▶ WHAT THE TASK ASKS
Reproduce precisely the lines of the material below from the line containing "Parse this screenshot: output" up to and including its last line. Pictures must not be copied.

· · · ·

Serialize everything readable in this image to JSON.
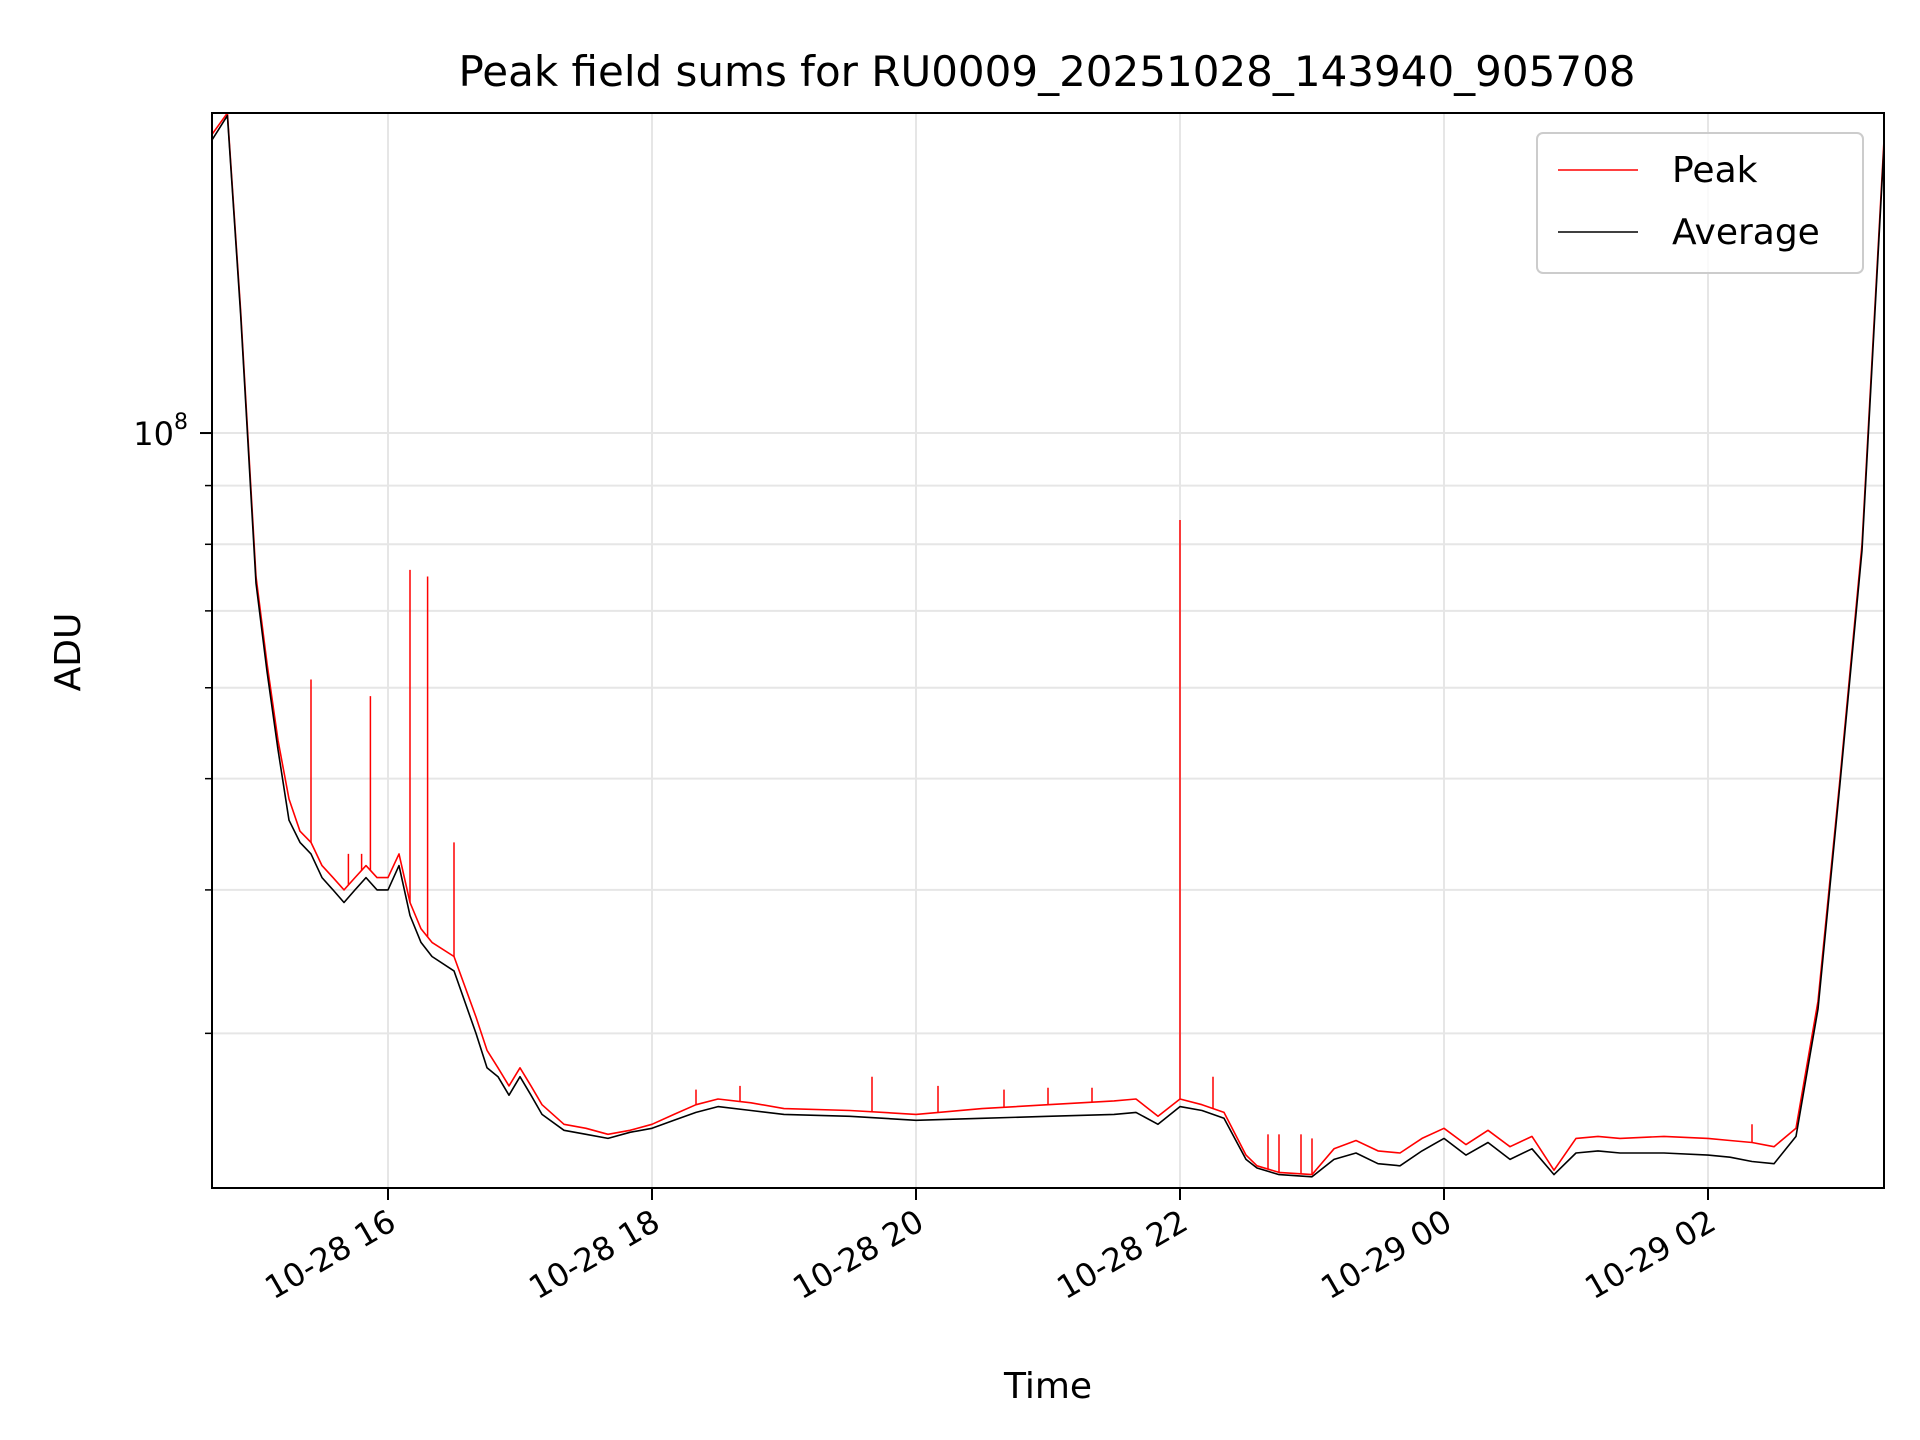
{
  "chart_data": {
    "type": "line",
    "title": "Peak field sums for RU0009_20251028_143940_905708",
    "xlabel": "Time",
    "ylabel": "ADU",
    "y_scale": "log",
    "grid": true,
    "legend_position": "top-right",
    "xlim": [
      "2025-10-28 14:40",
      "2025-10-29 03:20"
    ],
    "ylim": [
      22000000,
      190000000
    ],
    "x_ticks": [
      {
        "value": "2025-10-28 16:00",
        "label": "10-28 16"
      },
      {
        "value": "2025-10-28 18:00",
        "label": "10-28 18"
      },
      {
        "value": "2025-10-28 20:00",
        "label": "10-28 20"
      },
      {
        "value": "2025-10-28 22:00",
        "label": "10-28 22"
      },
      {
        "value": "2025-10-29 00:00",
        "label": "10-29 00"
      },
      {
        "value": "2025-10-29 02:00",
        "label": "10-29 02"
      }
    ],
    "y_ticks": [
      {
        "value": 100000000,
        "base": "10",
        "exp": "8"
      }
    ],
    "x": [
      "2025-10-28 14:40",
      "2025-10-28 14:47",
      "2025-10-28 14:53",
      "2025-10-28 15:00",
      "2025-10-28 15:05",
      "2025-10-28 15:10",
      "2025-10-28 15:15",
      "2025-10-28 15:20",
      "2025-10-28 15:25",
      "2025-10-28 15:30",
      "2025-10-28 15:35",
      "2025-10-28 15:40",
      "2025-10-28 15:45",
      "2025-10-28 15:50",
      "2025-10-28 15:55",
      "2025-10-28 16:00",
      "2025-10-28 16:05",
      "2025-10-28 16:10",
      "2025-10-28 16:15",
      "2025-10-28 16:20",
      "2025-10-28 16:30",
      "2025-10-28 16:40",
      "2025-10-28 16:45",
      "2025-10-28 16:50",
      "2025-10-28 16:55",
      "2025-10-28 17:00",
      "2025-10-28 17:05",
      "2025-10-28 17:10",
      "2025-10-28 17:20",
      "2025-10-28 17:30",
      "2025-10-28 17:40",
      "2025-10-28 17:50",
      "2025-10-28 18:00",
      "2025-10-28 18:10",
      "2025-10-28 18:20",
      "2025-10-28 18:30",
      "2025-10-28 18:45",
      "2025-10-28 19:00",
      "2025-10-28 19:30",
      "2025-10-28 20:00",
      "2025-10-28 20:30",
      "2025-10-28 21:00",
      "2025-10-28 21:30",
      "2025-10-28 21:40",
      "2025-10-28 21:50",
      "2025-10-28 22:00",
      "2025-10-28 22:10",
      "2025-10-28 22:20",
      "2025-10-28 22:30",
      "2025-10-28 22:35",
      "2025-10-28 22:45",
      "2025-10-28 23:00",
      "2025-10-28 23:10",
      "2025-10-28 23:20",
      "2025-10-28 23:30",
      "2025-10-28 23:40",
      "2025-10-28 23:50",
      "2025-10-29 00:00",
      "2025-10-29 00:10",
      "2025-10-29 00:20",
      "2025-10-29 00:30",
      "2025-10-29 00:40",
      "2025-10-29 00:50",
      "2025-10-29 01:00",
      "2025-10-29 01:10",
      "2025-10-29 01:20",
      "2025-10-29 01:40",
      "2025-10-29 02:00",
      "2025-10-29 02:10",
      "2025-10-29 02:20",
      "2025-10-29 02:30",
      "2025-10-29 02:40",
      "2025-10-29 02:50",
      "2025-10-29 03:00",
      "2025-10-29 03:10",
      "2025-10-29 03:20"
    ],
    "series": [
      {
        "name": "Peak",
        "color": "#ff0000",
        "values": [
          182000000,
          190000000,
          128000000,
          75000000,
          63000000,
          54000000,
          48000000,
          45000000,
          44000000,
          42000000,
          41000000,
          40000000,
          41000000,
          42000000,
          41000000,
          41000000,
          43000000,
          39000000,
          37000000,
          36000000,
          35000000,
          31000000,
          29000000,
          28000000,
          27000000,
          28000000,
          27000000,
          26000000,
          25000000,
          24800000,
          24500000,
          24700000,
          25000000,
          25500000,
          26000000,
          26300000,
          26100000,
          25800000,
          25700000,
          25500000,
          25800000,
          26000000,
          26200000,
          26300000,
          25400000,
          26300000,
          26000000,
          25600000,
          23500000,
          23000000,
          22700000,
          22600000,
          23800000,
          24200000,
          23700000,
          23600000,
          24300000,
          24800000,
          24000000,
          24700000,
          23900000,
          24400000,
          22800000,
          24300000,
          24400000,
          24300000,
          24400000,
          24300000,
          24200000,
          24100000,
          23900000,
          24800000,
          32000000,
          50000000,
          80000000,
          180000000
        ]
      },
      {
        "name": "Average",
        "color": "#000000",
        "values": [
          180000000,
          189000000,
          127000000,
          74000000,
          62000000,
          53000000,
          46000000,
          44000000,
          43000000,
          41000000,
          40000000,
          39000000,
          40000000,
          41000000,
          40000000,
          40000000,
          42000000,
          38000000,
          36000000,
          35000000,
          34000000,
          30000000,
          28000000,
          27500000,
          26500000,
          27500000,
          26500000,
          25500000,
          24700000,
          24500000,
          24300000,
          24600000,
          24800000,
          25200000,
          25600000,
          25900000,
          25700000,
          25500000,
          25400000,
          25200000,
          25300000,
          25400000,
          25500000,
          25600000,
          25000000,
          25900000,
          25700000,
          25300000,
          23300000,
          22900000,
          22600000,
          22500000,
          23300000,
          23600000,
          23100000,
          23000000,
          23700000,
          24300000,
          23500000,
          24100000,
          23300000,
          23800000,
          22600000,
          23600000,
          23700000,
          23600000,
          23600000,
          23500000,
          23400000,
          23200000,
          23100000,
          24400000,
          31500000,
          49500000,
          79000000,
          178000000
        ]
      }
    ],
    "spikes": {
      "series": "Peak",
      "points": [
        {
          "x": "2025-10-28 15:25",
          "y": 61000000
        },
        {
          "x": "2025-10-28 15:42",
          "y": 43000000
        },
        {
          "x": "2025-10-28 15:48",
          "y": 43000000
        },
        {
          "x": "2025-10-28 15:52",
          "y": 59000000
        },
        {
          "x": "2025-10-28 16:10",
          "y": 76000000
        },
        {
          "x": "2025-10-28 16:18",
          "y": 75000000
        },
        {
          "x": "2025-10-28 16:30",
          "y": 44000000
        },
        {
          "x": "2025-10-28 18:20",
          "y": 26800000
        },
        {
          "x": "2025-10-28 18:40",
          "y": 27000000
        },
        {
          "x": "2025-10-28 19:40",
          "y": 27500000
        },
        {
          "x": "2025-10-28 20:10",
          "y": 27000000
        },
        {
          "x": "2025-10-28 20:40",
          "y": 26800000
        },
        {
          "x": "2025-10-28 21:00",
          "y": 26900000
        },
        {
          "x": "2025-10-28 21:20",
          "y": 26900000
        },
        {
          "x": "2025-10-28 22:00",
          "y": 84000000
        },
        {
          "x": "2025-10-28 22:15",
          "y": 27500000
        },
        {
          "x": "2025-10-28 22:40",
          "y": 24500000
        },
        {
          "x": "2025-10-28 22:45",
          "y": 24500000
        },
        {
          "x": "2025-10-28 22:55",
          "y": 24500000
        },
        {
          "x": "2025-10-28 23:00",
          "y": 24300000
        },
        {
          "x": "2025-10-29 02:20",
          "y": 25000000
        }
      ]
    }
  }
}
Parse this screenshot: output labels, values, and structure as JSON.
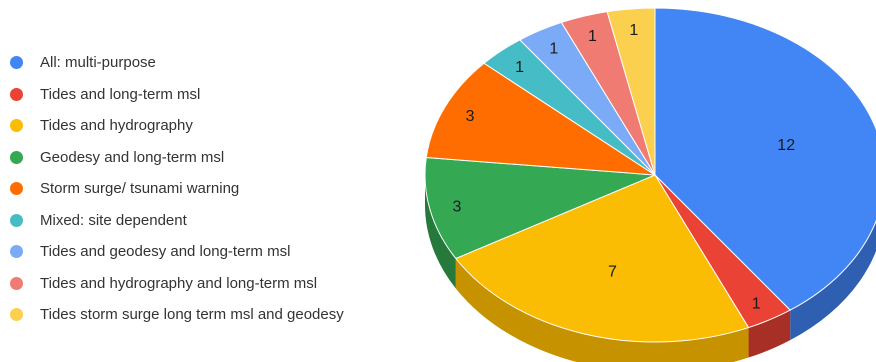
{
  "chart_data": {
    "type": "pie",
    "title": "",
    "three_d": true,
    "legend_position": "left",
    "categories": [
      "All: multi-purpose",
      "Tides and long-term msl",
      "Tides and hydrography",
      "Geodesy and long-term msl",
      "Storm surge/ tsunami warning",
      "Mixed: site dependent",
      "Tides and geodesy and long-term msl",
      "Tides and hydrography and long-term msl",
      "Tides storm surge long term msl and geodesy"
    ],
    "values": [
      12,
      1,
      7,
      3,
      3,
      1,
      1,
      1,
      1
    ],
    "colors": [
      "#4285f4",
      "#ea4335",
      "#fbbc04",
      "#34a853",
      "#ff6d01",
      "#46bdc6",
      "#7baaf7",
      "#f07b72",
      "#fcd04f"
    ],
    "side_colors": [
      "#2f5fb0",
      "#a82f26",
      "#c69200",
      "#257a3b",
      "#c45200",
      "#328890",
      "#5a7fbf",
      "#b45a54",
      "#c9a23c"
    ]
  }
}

· · · ·

▶ SOLUTION TO THE PROBLEM
Parse this screenshot: output labels, values, and structure as JSON.
{
  "chart_data": {
    "type": "pie",
    "title": "",
    "three_d": true,
    "legend_position": "left",
    "categories": [
      "All: multi-purpose",
      "Tides and long-term msl",
      "Tides and hydrography",
      "Geodesy and long-term msl",
      "Storm surge/ tsunami warning",
      "Mixed: site dependent",
      "Tides and geodesy and long-term msl",
      "Tides and hydrography and long-term msl",
      "Tides storm surge long term msl and geodesy"
    ],
    "values": [
      12,
      1,
      7,
      3,
      3,
      1,
      1,
      1,
      1
    ],
    "colors": [
      "#4285f4",
      "#ea4335",
      "#fbbc04",
      "#34a853",
      "#ff6d01",
      "#46bdc6",
      "#7baaf7",
      "#f07b72",
      "#fcd04f"
    ],
    "side_colors": [
      "#2f5fb0",
      "#a82f26",
      "#c69200",
      "#257a3b",
      "#c45200",
      "#328890",
      "#5a7fbf",
      "#b45a54",
      "#c9a23c"
    ]
  }
}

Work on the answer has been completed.